■ Goal ■
Select and copy out every line in the records containing "millésime".

** Start of Provided information **

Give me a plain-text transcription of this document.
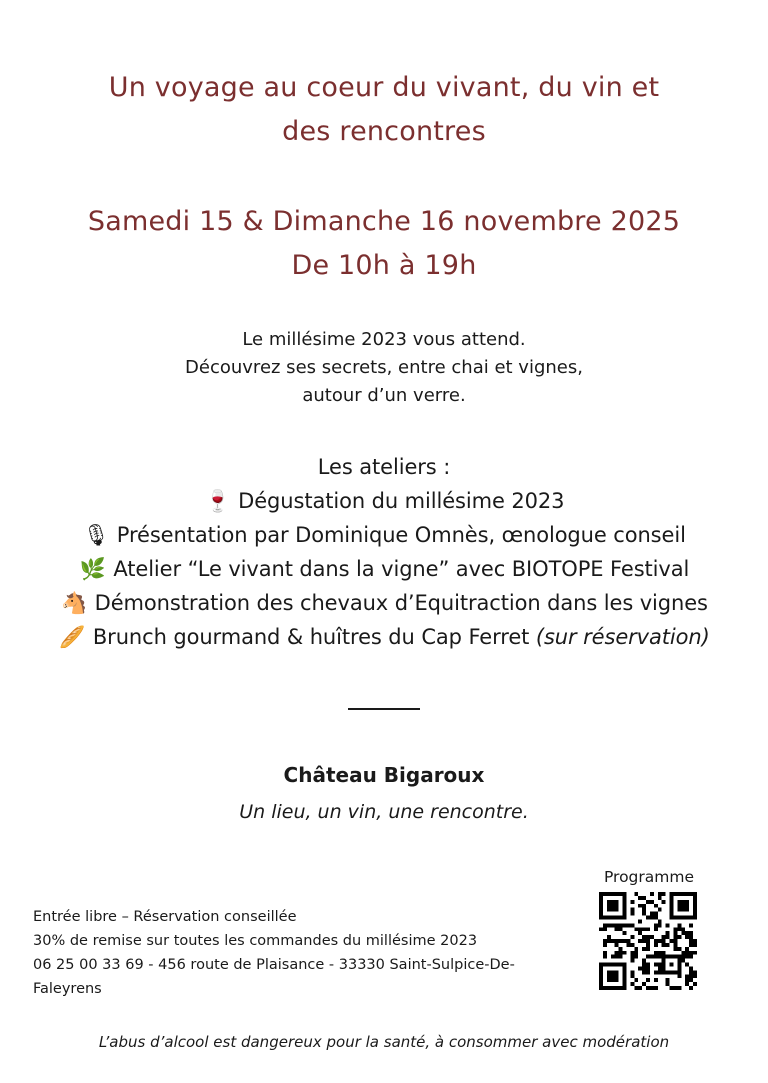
Un voyage au coeur du vivant, du vin et
des rencontres
Samedi 15 & Dimanche 16 novembre 2025
De 10h à 19h
Le millésime 2023 vous attend.
Découvrez ses secrets, entre chai et vignes,
autour d’un verre.
Les ateliers :
🍷 Dégustation du millésime 2023
🎙 Présentation par Dominique Omnès, œnologue conseil
🌿 Atelier “Le vivant dans la vigne” avec BIOTOPE Festival
🐴 Démonstration des chevaux d’Equitraction dans les vignes
🥖 Brunch gourmand & huîtres du Cap Ferret (sur réservation)
Château Bigaroux
Un lieu, un vin, une rencontre.
Entrée libre – Réservation conseillée
30% de remise sur toutes les commandes du millésime 2023
06 25 00 33 69 - 456 route de Plaisance - 33330 Saint-Sulpice-De-
Faleyrens
Programme
L’abus d’alcool est dangereux pour la santé, à consommer avec modération
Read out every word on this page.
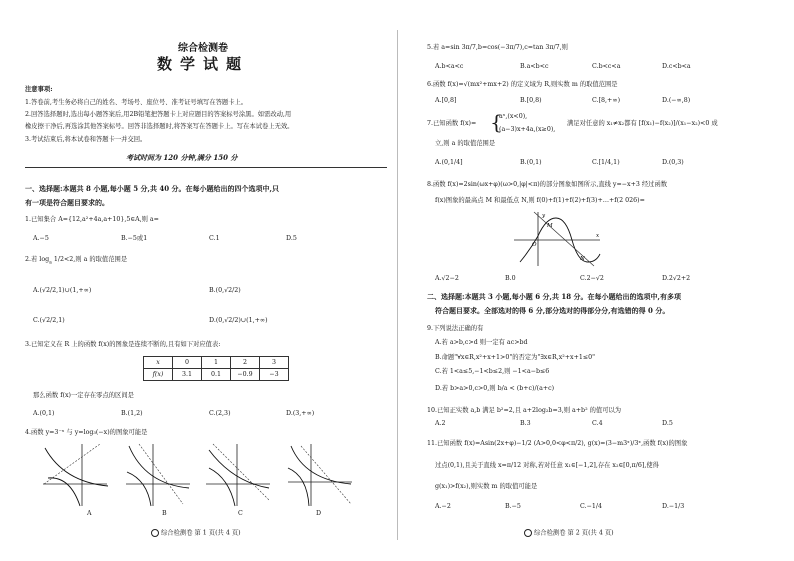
综合检测卷
数学试题
注意事项:
1.答卷前,考生务必将自己的姓名、考场号、座位号、准考证号填写在答题卡上。
2.回答选择题时,选出每小题答案后,用2B铅笔把答题卡上对应题目的答案标号涂黑。如需改动,用
橡皮擦干净后,再选涂其他答案标号。回答非选择题时,将答案写在答题卡上。写在本试卷上无效。
3.考试结束后,将本试卷和答题卡一并交回。
考试时间为 120 分钟,满分 150 分
一、选择题:本题共 8 小题,每小题 5 分,共 40 分。在每小题给出的四个选项中,只
有一项是符合题目要求的。
1.已知集合 A={12,a²+4a,a+10},5∈A,则 a=
A.−5	B.−5或1	C.1	D.5
2.若 $\log_a 1/2<2$,则 a 的取值范围是
A.(√2/2,1)∪(1,+∞)	B.(0,√2/2)
C.(√2/2,1)	D.(0,√2/2)∪(1,+∞)
3.已知定义在 R 上的函数 f(x)的图象是连续不断的,且有如下对应值表:
x	0	1	2	3
f(x)	3.1	0.1	−0.9	−3
那么函数 f(x)一定存在零点的区间是
A.(0,1)	B.(1,2)	C.(2,3)	D.(3,+∞)
4.函数 y=3⁻ˣ 与 y=log₃(−x)的图象可能是
A	B	C	D
综合检测卷 第 1 页(共 4 页)
5.若 a=sin 3π/7,b=cos(−3π/7),c=tan 3π/7,则
A.b<a<c	B.a<b<c	C.b<c<a	D.c<b<a
6.函数 f(x)=√(mx²+mx+2) 的定义域为 R,则实数 m 的取值范围是
A.[0,8]	B.[0,8)	C.[8,+∞)	D.(−∞,8)
7.已知函数 f(x)= {
aˣ,(x<0),
(a−3)x+4a,(x≥0),
满足对任意的 x₁≠x₂都有 [f(x₁)−f(x₂)]/(x₁−x₂)<0 成
立,则 a 的取值范围是
A.(0,1/4]	B.(0,1)	C.[1/4,1)	D.(0,3)
8.函数 f(x)=2sin(ωx+φ)(ω>0,|φ|<π)的部分图象如图所示,直线 y=−x+3 经过函数
f(x)图象的最高点 M 和最低点 N,则 f(0)+f(1)+f(2)+f(3)+…+f(2 026)=
y
x
M
N
O
A.√2−2	B.0	C.2−√2	D.2√2+2
二、选择题:本题共 3 小题,每小题 6 分,共 18 分。在每小题给出的选项中,有多项
符合题目要求。全部选对的得 6 分,部分选对的得部分分,有选错的得 0 分。
9.下列说法正确的有
A.若 a>b,c>d 则一定有 ac>bd
B.命题"∀x∈R,x²+x+1>0"的否定为"∃x∈R,x²+x+1≤0"
C.若 1<a≤5,−1<b≤2,则 −1<a−b≤6
D.若 b>a>0,c>0,则 b/a < (b+c)/(a+c)
10.已知正实数 a,b 满足 b²=2,且 a+2log₂b=3,则 a+b² 的值可以为
A.2	B.3	C.4	D.5
11.已知函数 f(x)=Asin(2x+φ)−1/2 (A>0,0<φ<π/2), g(x)=(3−m3ˣ)/3ˣ,函数 f(x)的图象
过点(0,1),且关于直线 x=π/12 对称,若对任意 x₁∈[−1,2],存在 x₂∈[0,π/6],使得
g(x₁)>f(x₂),则实数 m 的取值可能是
A.−2	B.−5	C.−1/4	D.−1/3
综合检测卷 第 2 页(共 4 页)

** End of Provided information **

■ The output ■
Le millésime 2023 vous attend.
🍷 Dégustation du millésime 2023
30% de remise sur toutes les commandes du millésime 2023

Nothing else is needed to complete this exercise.